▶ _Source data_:

---

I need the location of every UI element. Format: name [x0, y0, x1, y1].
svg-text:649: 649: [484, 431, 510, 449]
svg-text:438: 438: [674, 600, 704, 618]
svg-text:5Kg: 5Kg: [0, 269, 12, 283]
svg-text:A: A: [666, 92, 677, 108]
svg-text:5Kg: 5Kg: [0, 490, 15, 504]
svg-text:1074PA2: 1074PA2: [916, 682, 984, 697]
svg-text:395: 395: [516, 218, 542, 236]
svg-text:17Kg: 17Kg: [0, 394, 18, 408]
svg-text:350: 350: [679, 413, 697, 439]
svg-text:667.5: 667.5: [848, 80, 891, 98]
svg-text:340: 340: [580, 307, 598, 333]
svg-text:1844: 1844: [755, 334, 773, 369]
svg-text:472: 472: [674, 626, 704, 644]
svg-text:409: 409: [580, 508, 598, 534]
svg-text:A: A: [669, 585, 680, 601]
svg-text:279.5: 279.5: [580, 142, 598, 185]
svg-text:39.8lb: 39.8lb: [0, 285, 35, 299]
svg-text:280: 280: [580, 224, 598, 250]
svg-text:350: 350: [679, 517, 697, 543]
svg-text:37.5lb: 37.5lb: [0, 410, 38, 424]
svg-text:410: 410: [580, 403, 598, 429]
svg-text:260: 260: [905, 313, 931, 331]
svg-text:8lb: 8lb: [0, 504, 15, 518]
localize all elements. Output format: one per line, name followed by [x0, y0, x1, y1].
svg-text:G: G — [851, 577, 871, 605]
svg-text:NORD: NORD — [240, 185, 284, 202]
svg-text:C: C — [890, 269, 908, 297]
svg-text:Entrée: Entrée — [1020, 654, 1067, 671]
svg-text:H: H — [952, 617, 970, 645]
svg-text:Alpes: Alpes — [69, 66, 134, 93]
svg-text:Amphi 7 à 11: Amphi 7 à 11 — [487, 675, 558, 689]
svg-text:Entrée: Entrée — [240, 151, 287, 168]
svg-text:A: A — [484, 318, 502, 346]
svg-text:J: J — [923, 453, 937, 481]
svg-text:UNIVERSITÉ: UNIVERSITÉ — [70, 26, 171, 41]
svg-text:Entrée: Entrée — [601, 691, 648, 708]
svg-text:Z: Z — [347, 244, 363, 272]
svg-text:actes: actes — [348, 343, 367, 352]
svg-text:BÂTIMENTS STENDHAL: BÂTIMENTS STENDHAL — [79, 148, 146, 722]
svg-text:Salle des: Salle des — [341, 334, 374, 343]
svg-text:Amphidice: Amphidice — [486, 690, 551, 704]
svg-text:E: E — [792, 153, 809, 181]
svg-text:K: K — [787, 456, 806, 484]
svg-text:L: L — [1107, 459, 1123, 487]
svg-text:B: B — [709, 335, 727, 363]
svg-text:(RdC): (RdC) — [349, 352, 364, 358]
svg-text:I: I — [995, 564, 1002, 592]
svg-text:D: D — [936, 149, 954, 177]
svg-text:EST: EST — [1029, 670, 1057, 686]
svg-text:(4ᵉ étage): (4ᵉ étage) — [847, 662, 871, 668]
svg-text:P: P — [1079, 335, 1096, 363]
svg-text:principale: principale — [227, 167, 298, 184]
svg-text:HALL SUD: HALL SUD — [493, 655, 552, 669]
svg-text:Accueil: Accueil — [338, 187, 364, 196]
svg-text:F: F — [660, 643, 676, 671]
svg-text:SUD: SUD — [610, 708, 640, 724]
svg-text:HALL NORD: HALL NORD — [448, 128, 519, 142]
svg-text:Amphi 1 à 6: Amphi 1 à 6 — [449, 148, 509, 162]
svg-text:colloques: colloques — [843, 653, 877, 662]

---

▶ _REQUIREMENTS_: Reproduce all of the material above line for line, without changing anything.

▶ _CORRECT RESULT_:
I need the location of every UI element. Format: name [x0, y0, x1, y1].
svg-text:649: 649: [484, 431, 510, 449]
svg-text:438: 438: [674, 600, 704, 618]
svg-text:5Kg: 5Kg: [0, 269, 12, 283]
svg-text:A: A: [666, 92, 677, 108]
svg-text:5Kg: 5Kg: [0, 490, 15, 504]
svg-text:1074PA2: 1074PA2: [916, 682, 984, 697]
svg-text:395: 395: [516, 218, 542, 236]
svg-text:17Kg: 17Kg: [0, 394, 18, 408]
svg-text:350: 350: [679, 413, 697, 439]
svg-text:667.5: 667.5: [848, 80, 891, 98]
svg-text:340: 340: [580, 307, 598, 333]
svg-text:1844: 1844: [755, 334, 773, 369]
svg-text:472: 472: [674, 626, 704, 644]
svg-text:409: 409: [580, 508, 598, 534]
svg-text:A: A: [669, 585, 680, 601]
svg-text:279.5: 279.5: [580, 142, 598, 185]
svg-text:39.8lb: 39.8lb: [0, 285, 35, 299]
svg-text:280: 280: [580, 224, 598, 250]
svg-text:350: 350: [679, 517, 697, 543]
svg-text:37.5lb: 37.5lb: [0, 410, 38, 424]
svg-text:410: 410: [580, 403, 598, 429]
svg-text:260: 260: [905, 313, 931, 331]
svg-text:8lb: 8lb: [0, 504, 15, 518]
localize all elements. Output format: one per line, name followed by [x0, y0, x1, y1].
svg-text:G: G — [851, 577, 871, 605]
svg-text:NORD: NORD — [240, 185, 284, 202]
svg-text:C: C — [890, 269, 908, 297]
svg-text:Entrée: Entrée — [1020, 654, 1067, 671]
svg-text:H: H — [952, 617, 970, 645]
svg-text:Alpes: Alpes — [69, 66, 134, 93]
svg-text:Amphi 7 à 11: Amphi 7 à 11 — [487, 675, 558, 689]
svg-text:Entrée: Entrée — [240, 151, 287, 168]
svg-text:A: A — [484, 318, 502, 346]
svg-text:J: J — [923, 453, 937, 481]
svg-text:UNIVERSITÉ: UNIVERSITÉ — [70, 26, 171, 41]
svg-text:Entrée: Entrée — [601, 691, 648, 708]
svg-text:Z: Z — [347, 244, 363, 272]
svg-text:actes: actes — [348, 343, 367, 352]
svg-text:BÂTIMENTS STENDHAL: BÂTIMENTS STENDHAL — [79, 148, 146, 722]
svg-text:Salle des: Salle des — [341, 334, 374, 343]
svg-text:Amphidice: Amphidice — [486, 690, 551, 704]
svg-text:E: E — [792, 153, 809, 181]
svg-text:K: K — [787, 456, 806, 484]
svg-text:L: L — [1107, 459, 1123, 487]
svg-text:B: B — [709, 335, 727, 363]
svg-text:(RdC): (RdC) — [349, 352, 364, 358]
svg-text:I: I — [995, 564, 1002, 592]
svg-text:D: D — [936, 149, 954, 177]
svg-text:EST: EST — [1029, 670, 1057, 686]
svg-text:(4ᵉ étage): (4ᵉ étage) — [847, 662, 871, 668]
svg-text:P: P — [1079, 335, 1096, 363]
svg-text:principale: principale — [227, 167, 298, 184]
svg-text:HALL SUD: HALL SUD — [493, 655, 552, 669]
svg-text:Accueil: Accueil — [338, 187, 364, 196]
svg-text:F: F — [660, 643, 676, 671]
svg-text:SUD: SUD — [610, 708, 640, 724]
svg-text:HALL NORD: HALL NORD — [448, 128, 519, 142]
svg-text:Amphi 1 à 6: Amphi 1 à 6 — [449, 148, 509, 162]
svg-text:colloques: colloques — [843, 653, 877, 662]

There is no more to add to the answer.